▶ _Что сделать_
A: Повторите фрагмент текста о завещании от слов «Как-то раз утром» до слов «остановилась около него.».
B: Установите, согласуются ли с текстом о завещании следующие утверждения: (i) после подписания Толстой велел никому не отдавать завещание и оставить его у себя; (ii) о завещании было рассказано брату Сергею; (iii) письмо Н. Л. Оболенского к В. Г. Черткову датировано 8 октября 1902 года. Для каждого ответьте «да» или «нет» и дословно приведите решающие слова текста.

▶ _Показанный текст_
════════════════

Как-то раз утром я вошла к нему в кабинет и, напомнив ему наш июньский разговор, дала ему завещание, а сама вышла. Вернувшись через несколько минут, я увидела, что он лежит все в той же позе на диване и держит, очевидно уже им прочтенное, завещание. Лицо у него было в ту минуту совершенно особенное, редко прекрасное, серьезное, тихое и просветленное выражение застыло на нем.
Я остановилась около него.
– Что же, ты хочешь, чтобы я подписал это?
Сергей Львович Толстой
– Да ведь ты сам просил тебе его дать для подписи и хотел переменить…
– Это о мaмá? Нет, я не изменю… не надо. Пусть остается так, – это было написано мною в минуту доброго отношения к ней, и не надо изменять, а подписать – дай мне перо, я подпишу.
Конечно, я не возражала. Достаточно было взглянуть на его лицо и глаза, в которых заблестели слезы, чтобы понять, что всякие мои слова в эту минуту только невозможны.
Когда он подписал, я спросила, отдать ли завещание Черткову на хранение или мaмá. Кому?
– Зачем отдавать? Никому не надо, оставь у себя.
Так я и сделала. Что было потом, кажется, всем хорошо известно. Об этом завещании я имела неосторожность рассказать брату Илье. Он сказал матери. Maмá пришла в неистовое негодование и, сделав папá сцену, потребовала, чтобы он отобрал от меня эту бумагу и уничтожил. Это было в сентябре месяце, меня в Ясной опять уже не было. Здоровье папá все ухудшалось, и мамá прекратила свои истории, отложив их до более удобного времени, и мы уехали в Крым»
[582].
Через год история с завещанием получила продолжение, Софья Андреевна попросила мужа передать ей документ. До этого момента в Ясной Поляне, как она отметила, было «спокойно, дружно и хорошо». Однако с момента ее обращения к Толстому все изменилось. «Мирная жизнь наша, – писала Софья Андреевна, – и хорошие отношения с дочерью Машей и ее тенью, т. е. мужем ее Колей, порвались»
[583]. Из тени проступило ранее неизвестное графине лицо: оказалось, что многолетний приживальщик толстовской семьи испытывал к Софье Андреевне глубокую неприязнь. «Случилось то, – писала она, – чего я никак не ожидала: Маша пришла в ярость, муж ее кричал вчера бог знает что…»
Этот скандал осветил каждый участник: С. А. Толстая, ее зять и дочь Мария. В письме к В. Г. Черткову от 8 октября 1902 года Н. Л. Оболенский, находившийся в Ясной Поляне, подробно воссоздает историю неофициального завещания, начало которой, в его представлении, положила его собственная жена, а кроме того, пишущий указывает и на свое весьма активное участие: «Так как дневники в руках С〈офьи〉 А〈ндреевны〉 и Румянцевского музея, т. е. русского правительства, то, вероятно и даже наверное, завещание это не увидит света. По счастью, года два тому назад Л. Н. по просьбе Маши достал из музея эти дневники. Маша нашла и переписала завещание. А так как когда имеешь дело с недобросовестным человеком
[584], то никогда не знаешь, чего ожидать, то, чтобы завещание это имело прочность, мы решили дать его подписать Л. Н-чу». Кроме того, Оболенский, в отличие от Марии Львовны, уже прямо называет Черткова как единственного человека, который может заняться посмертным разбором толстовских бумаг.

════════════════

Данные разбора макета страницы
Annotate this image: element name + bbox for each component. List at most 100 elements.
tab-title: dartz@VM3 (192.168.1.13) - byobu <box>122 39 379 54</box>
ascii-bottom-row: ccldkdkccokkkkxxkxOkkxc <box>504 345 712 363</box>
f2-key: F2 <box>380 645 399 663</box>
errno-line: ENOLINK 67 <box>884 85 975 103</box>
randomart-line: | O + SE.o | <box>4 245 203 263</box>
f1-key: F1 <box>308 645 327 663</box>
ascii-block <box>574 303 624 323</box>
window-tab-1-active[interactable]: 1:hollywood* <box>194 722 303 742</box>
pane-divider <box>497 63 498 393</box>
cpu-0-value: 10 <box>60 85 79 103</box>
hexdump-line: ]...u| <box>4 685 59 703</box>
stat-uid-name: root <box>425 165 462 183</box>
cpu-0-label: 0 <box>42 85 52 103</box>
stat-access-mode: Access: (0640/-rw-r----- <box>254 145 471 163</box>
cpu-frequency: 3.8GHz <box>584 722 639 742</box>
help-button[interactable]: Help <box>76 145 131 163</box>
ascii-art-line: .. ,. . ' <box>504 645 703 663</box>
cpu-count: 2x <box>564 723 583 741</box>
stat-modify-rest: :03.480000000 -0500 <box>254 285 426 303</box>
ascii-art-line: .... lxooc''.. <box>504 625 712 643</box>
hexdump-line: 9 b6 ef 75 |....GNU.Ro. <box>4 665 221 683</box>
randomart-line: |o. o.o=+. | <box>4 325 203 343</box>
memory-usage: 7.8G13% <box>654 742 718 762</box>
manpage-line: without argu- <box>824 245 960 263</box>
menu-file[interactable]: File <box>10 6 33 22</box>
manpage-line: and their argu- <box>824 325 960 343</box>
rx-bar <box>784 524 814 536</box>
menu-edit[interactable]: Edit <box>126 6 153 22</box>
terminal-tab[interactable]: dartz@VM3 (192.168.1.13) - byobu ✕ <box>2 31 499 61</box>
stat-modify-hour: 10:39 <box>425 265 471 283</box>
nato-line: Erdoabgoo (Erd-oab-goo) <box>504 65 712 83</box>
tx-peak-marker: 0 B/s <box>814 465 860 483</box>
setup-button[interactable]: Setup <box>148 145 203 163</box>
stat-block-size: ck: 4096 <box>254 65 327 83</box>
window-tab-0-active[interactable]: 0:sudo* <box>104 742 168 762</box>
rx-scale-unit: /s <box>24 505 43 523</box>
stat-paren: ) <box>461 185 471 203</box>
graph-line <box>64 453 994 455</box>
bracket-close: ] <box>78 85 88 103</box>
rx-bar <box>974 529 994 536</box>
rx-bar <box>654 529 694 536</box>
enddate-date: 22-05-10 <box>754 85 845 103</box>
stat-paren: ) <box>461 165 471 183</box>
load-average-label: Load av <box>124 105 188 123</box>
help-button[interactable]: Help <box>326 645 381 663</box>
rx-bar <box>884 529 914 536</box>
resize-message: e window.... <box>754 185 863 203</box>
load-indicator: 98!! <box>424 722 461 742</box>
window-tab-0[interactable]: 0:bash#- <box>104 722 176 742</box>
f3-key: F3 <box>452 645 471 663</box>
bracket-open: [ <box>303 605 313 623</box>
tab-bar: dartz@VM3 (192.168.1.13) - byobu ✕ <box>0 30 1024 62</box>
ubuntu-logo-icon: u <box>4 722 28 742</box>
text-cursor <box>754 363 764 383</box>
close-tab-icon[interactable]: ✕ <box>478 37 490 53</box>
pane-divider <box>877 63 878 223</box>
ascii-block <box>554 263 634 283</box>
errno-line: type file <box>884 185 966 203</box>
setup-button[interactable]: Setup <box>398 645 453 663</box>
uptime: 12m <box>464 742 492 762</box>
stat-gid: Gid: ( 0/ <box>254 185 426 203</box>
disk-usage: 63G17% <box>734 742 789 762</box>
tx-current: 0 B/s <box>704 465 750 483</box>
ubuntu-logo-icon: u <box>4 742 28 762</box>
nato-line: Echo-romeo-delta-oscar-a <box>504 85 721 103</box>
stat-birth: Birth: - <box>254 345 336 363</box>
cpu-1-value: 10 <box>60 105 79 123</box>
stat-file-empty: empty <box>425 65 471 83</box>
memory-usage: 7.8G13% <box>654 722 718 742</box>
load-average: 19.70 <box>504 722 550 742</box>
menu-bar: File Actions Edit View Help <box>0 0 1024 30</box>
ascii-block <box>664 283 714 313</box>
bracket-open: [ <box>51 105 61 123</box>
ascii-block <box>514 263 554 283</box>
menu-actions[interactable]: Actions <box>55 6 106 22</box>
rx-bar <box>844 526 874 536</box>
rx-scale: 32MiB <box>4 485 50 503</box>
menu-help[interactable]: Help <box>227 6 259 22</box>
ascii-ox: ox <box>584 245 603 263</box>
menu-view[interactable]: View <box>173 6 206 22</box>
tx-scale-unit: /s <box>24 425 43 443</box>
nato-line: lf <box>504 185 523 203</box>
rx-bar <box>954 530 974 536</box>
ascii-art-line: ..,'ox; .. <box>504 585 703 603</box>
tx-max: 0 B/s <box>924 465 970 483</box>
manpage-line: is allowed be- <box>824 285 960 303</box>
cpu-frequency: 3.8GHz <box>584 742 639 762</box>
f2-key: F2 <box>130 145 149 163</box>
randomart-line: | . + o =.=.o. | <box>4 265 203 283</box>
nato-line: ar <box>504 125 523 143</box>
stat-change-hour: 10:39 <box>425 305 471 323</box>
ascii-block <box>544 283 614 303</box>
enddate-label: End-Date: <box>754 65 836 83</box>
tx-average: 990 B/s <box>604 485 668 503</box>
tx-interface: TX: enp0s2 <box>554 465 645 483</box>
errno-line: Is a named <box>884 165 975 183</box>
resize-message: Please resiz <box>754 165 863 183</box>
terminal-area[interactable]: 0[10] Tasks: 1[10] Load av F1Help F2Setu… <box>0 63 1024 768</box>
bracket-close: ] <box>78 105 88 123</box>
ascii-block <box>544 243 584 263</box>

════════════════

▶ _Ответы ниже_
A:
Как-то раз утром я вошла к нему в кабинет и, напомнив ему наш июньский разговор, дала ему завещание, а сама вышла. Вернувшись через несколько минут, я увидела, что он лежит все в той же позе на диване и держит, очевидно уже им прочтенное, завещание. Лицо у него было в ту минуту совершенно особенное, редко прекрасное, серьезное, тихое и просветленное выражение застыло на нем.
Я остановилась около него.

B:
(i) Да: «Никому не надо, оставь у себя».
(ii) Нет: «Об этом завещании я имела неосторожность рассказать брату Илье».
(iii) Да: «В письме к В. Г. Черткову от 8 октября 1902 года Н. Л. Оболенский».